◆ **Goal of the exercise**
Give back every line exactly as it appears, pictures excluded.

+---+

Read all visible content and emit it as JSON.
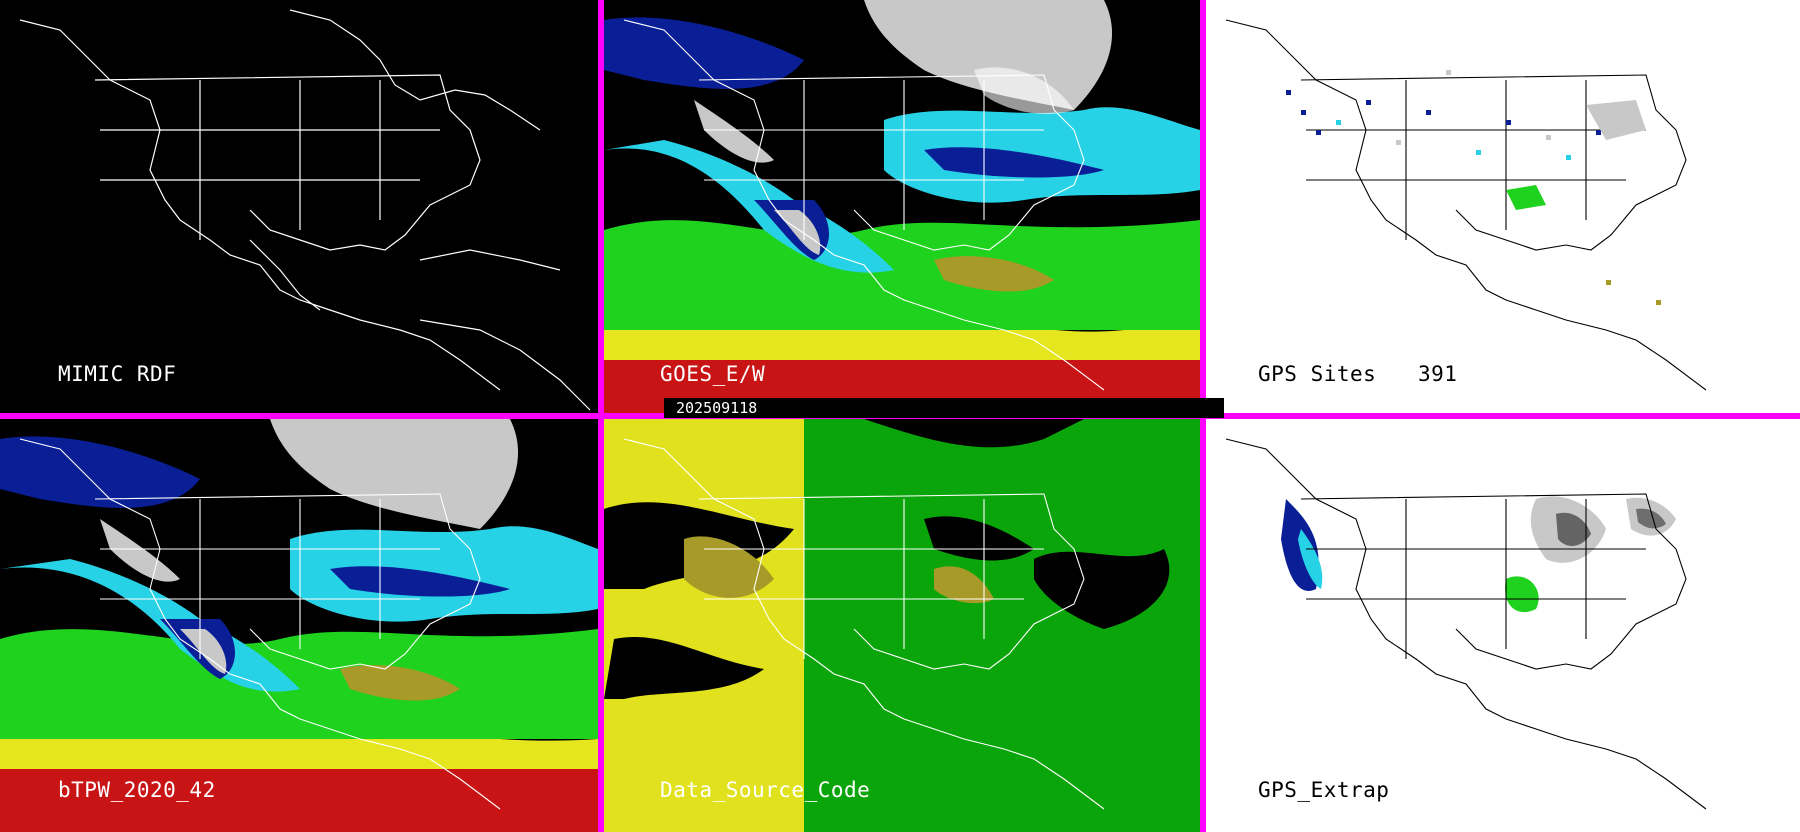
{
  "timestamp": "202509118",
  "panels": [
    {
      "label": "MIMIC RDF"
    },
    {
      "label": "GOES_E/W"
    },
    {
      "label": "GPS Sites",
      "count": "391"
    },
    {
      "label": "bTPW_2020_42"
    },
    {
      "label": "Data_Source_Code"
    },
    {
      "label": "GPS_Extrap"
    }
  ],
  "colors": {
    "divider": "#ff00ff",
    "dark_background": "#000000",
    "light_background": "#ffffff",
    "moisture_red": "#c81414",
    "moisture_yellow": "#e6e61e",
    "moisture_olive": "#a89a28",
    "moisture_green": "#1ed21e",
    "moisture_cyan": "#28d2e6",
    "moisture_blue": "#0a1e96",
    "moisture_gray": "#c8c8c8",
    "source_green": "#0aa50a",
    "source_yellow": "#e1e11e"
  }
}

+---+

◆ **Completed task**
Read all visible content and emit it as JSON.
{
  "timestamp": "202509118",
  "panels": [
    {
      "label": "MIMIC RDF"
    },
    {
      "label": "GOES_E/W"
    },
    {
      "label": "GPS Sites",
      "count": "391"
    },
    {
      "label": "bTPW_2020_42"
    },
    {
      "label": "Data_Source_Code"
    },
    {
      "label": "GPS_Extrap"
    }
  ],
  "colors": {
    "divider": "#ff00ff",
    "dark_background": "#000000",
    "light_background": "#ffffff",
    "moisture_red": "#c81414",
    "moisture_yellow": "#e6e61e",
    "moisture_olive": "#a89a28",
    "moisture_green": "#1ed21e",
    "moisture_cyan": "#28d2e6",
    "moisture_blue": "#0a1e96",
    "moisture_gray": "#c8c8c8",
    "source_green": "#0aa50a",
    "source_yellow": "#e1e11e"
  }
}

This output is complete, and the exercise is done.